"""

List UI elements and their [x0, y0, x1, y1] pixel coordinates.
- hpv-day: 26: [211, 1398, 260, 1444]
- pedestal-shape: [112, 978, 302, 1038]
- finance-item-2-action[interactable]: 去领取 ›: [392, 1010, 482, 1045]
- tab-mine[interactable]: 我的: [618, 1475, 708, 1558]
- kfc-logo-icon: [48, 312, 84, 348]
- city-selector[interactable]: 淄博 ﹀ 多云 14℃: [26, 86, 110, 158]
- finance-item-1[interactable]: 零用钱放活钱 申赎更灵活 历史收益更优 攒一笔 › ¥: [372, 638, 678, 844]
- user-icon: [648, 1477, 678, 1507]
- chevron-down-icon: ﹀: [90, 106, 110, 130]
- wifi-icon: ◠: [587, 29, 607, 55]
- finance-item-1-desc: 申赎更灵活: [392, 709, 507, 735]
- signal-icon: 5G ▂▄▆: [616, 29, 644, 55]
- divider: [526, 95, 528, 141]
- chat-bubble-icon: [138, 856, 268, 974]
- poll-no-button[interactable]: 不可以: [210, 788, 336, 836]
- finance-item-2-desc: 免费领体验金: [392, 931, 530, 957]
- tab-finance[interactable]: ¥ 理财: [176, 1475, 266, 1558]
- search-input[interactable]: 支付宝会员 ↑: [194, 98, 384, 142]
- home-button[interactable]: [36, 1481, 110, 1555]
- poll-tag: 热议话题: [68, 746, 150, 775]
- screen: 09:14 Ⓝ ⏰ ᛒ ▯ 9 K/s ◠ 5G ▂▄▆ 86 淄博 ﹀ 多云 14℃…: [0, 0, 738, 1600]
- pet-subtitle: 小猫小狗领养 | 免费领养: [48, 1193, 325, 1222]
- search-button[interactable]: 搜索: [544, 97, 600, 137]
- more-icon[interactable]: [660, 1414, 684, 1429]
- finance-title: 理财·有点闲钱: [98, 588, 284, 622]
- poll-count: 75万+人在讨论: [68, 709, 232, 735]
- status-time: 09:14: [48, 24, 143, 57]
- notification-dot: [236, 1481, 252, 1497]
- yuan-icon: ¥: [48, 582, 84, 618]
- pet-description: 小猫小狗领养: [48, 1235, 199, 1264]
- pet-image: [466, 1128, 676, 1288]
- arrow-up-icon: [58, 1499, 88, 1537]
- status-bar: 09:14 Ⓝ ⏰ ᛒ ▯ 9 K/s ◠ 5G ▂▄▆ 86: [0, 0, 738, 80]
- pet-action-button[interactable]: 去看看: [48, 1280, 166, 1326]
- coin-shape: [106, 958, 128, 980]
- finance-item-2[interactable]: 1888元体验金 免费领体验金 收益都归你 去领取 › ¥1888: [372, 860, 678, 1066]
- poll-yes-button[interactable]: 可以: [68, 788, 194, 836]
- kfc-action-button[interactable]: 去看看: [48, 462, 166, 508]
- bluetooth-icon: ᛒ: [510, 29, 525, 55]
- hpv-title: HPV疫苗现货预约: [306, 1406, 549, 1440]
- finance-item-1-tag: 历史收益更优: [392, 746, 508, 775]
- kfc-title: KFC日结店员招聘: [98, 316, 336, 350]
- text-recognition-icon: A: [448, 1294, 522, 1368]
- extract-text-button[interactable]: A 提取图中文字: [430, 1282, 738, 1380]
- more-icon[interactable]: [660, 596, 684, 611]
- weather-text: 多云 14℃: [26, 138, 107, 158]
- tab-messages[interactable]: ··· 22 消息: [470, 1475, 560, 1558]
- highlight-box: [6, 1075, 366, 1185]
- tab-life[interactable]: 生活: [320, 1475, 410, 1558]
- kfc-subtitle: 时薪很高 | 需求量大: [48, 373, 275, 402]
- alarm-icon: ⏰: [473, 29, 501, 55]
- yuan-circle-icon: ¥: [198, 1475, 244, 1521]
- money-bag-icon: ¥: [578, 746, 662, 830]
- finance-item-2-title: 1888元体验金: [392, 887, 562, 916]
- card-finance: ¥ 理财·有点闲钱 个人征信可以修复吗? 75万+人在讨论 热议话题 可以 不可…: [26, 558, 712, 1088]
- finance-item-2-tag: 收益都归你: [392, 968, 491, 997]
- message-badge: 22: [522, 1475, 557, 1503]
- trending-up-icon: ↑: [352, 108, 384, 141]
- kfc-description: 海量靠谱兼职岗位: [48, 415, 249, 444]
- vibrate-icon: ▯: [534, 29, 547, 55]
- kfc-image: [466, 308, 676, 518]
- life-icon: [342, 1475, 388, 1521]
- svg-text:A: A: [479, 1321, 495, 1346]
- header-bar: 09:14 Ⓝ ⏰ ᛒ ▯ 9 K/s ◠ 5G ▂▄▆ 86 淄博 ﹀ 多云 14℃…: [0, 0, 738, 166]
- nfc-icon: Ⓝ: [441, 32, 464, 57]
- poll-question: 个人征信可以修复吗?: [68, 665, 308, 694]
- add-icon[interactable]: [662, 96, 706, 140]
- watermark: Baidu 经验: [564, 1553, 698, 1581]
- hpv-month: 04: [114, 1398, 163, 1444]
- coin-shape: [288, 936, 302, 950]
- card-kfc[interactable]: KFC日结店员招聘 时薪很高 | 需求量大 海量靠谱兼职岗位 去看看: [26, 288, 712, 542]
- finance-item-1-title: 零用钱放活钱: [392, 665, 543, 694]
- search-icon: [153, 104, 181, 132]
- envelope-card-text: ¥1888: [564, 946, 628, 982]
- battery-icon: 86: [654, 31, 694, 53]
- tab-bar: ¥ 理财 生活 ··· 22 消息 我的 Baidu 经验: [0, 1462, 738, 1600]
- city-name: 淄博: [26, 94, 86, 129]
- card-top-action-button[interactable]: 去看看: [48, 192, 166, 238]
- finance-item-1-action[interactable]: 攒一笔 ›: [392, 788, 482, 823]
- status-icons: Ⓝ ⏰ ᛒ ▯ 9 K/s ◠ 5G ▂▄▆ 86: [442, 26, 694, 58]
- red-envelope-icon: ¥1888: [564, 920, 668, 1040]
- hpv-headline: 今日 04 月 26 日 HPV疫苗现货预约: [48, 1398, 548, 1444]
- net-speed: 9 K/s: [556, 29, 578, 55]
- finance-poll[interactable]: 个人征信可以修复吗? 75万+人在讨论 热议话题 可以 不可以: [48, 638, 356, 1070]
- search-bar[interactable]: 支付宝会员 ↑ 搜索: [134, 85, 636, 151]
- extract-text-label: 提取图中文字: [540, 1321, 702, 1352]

"""

**DESCRIPTION OF THE TASK**
Copy every line of the data above verbatim, with no changes.

**SOLUTION TO THE PROBLEM**
List UI elements and their [x0, y0, x1, y1] pixel coordinates.
- hpv-day: 26: [211, 1398, 260, 1444]
- pedestal-shape: [112, 978, 302, 1038]
- finance-item-2-action[interactable]: 去领取 ›: [392, 1010, 482, 1045]
- tab-mine[interactable]: 我的: [618, 1475, 708, 1558]
- kfc-logo-icon: [48, 312, 84, 348]
- city-selector[interactable]: 淄博 ﹀ 多云 14℃: [26, 86, 110, 158]
- finance-item-1[interactable]: 零用钱放活钱 申赎更灵活 历史收益更优 攒一笔 › ¥: [372, 638, 678, 844]
- user-icon: [648, 1477, 678, 1507]
- chevron-down-icon: ﹀: [90, 106, 110, 130]
- wifi-icon: ◠: [587, 29, 607, 55]
- finance-item-1-desc: 申赎更灵活: [392, 709, 507, 735]
- signal-icon: 5G ▂▄▆: [616, 29, 644, 55]
- divider: [526, 95, 528, 141]
- chat-bubble-icon: [138, 856, 268, 974]
- poll-no-button[interactable]: 不可以: [210, 788, 336, 836]
- finance-item-2-desc: 免费领体验金: [392, 931, 530, 957]
- tab-finance[interactable]: ¥ 理财: [176, 1475, 266, 1558]
- search-input[interactable]: 支付宝会员 ↑: [194, 98, 384, 142]
- home-button[interactable]: [36, 1481, 110, 1555]
- poll-tag: 热议话题: [68, 746, 150, 775]
- screen: 09:14 Ⓝ ⏰ ᛒ ▯ 9 K/s ◠ 5G ▂▄▆ 86 淄博 ﹀ 多云 14℃…: [0, 0, 738, 1600]
- pet-subtitle: 小猫小狗领养 | 免费领养: [48, 1193, 325, 1222]
- search-button[interactable]: 搜索: [544, 97, 600, 137]
- more-icon[interactable]: [660, 1414, 684, 1429]
- finance-title: 理财·有点闲钱: [98, 588, 284, 622]
- poll-count: 75万+人在讨论: [68, 709, 232, 735]
- status-time: 09:14: [48, 24, 143, 57]
- notification-dot: [236, 1481, 252, 1497]
- yuan-icon: ¥: [48, 582, 84, 618]
- pet-description: 小猫小狗领养: [48, 1235, 199, 1264]
- pet-image: [466, 1128, 676, 1288]
- arrow-up-icon: [58, 1499, 88, 1537]
- status-bar: 09:14 Ⓝ ⏰ ᛒ ▯ 9 K/s ◠ 5G ▂▄▆ 86: [0, 0, 738, 80]
- pet-action-button[interactable]: 去看看: [48, 1280, 166, 1326]
- coin-shape: [106, 958, 128, 980]
- finance-item-2[interactable]: 1888元体验金 免费领体验金 收益都归你 去领取 › ¥1888: [372, 860, 678, 1066]
- poll-yes-button[interactable]: 可以: [68, 788, 194, 836]
- kfc-action-button[interactable]: 去看看: [48, 462, 166, 508]
- bluetooth-icon: ᛒ: [510, 29, 525, 55]
- hpv-title: HPV疫苗现货预约: [306, 1406, 549, 1440]
- finance-item-1-tag: 历史收益更优: [392, 746, 508, 775]
- kfc-title: KFC日结店员招聘: [98, 316, 336, 350]
- text-recognition-icon: A: [448, 1294, 522, 1368]
- extract-text-button[interactable]: A 提取图中文字: [430, 1282, 738, 1380]
- more-icon[interactable]: [660, 596, 684, 611]
- weather-text: 多云 14℃: [26, 138, 107, 158]
- tab-messages[interactable]: ··· 22 消息: [470, 1475, 560, 1558]
- highlight-box: [6, 1075, 366, 1185]
- tab-life[interactable]: 生活: [320, 1475, 410, 1558]
- kfc-subtitle: 时薪很高 | 需求量大: [48, 373, 275, 402]
- alarm-icon: ⏰: [473, 29, 501, 55]
- yuan-circle-icon: ¥: [198, 1475, 244, 1521]
- money-bag-icon: ¥: [578, 746, 662, 830]
- finance-item-2-title: 1888元体验金: [392, 887, 562, 916]
- card-finance: ¥ 理财·有点闲钱 个人征信可以修复吗? 75万+人在讨论 热议话题 可以 不可…: [26, 558, 712, 1088]
- finance-item-2-tag: 收益都归你: [392, 968, 491, 997]
- message-badge: 22: [522, 1475, 557, 1503]
- trending-up-icon: ↑: [352, 108, 384, 141]
- kfc-description: 海量靠谱兼职岗位: [48, 415, 249, 444]
- vibrate-icon: ▯: [534, 29, 547, 55]
- kfc-image: [466, 308, 676, 518]
- life-icon: [342, 1475, 388, 1521]
- svg-text:A: A: [479, 1321, 495, 1346]
- header-bar: 09:14 Ⓝ ⏰ ᛒ ▯ 9 K/s ◠ 5G ▂▄▆ 86 淄博 ﹀ 多云 14℃…: [0, 0, 738, 166]
- nfc-icon: Ⓝ: [441, 32, 464, 57]
- poll-question: 个人征信可以修复吗?: [68, 665, 308, 694]
- add-icon[interactable]: [662, 96, 706, 140]
- watermark: Baidu 经验: [564, 1553, 698, 1581]
- hpv-month: 04: [114, 1398, 163, 1444]
- coin-shape: [288, 936, 302, 950]
- card-kfc[interactable]: KFC日结店员招聘 时薪很高 | 需求量大 海量靠谱兼职岗位 去看看: [26, 288, 712, 542]
- finance-item-1-title: 零用钱放活钱: [392, 665, 543, 694]
- search-icon: [153, 104, 181, 132]
- envelope-card-text: ¥1888: [564, 946, 628, 982]
- battery-icon: 86: [654, 31, 694, 53]
- tab-bar: ¥ 理财 生活 ··· 22 消息 我的 Baidu 经验: [0, 1462, 738, 1600]
- city-name: 淄博: [26, 94, 86, 129]
- card-top-action-button[interactable]: 去看看: [48, 192, 166, 238]
- finance-item-1-action[interactable]: 攒一笔 ›: [392, 788, 482, 823]
- status-icons: Ⓝ ⏰ ᛒ ▯ 9 K/s ◠ 5G ▂▄▆ 86: [442, 26, 694, 58]
- red-envelope-icon: ¥1888: [564, 920, 668, 1040]
- hpv-headline: 今日 04 月 26 日 HPV疫苗现货预约: [48, 1398, 548, 1444]
- net-speed: 9 K/s: [556, 29, 578, 55]
- finance-poll[interactable]: 个人征信可以修复吗? 75万+人在讨论 热议话题 可以 不可以: [48, 638, 356, 1070]
- search-bar[interactable]: 支付宝会员 ↑ 搜索: [134, 85, 636, 151]
- extract-text-label: 提取图中文字: [540, 1321, 702, 1352]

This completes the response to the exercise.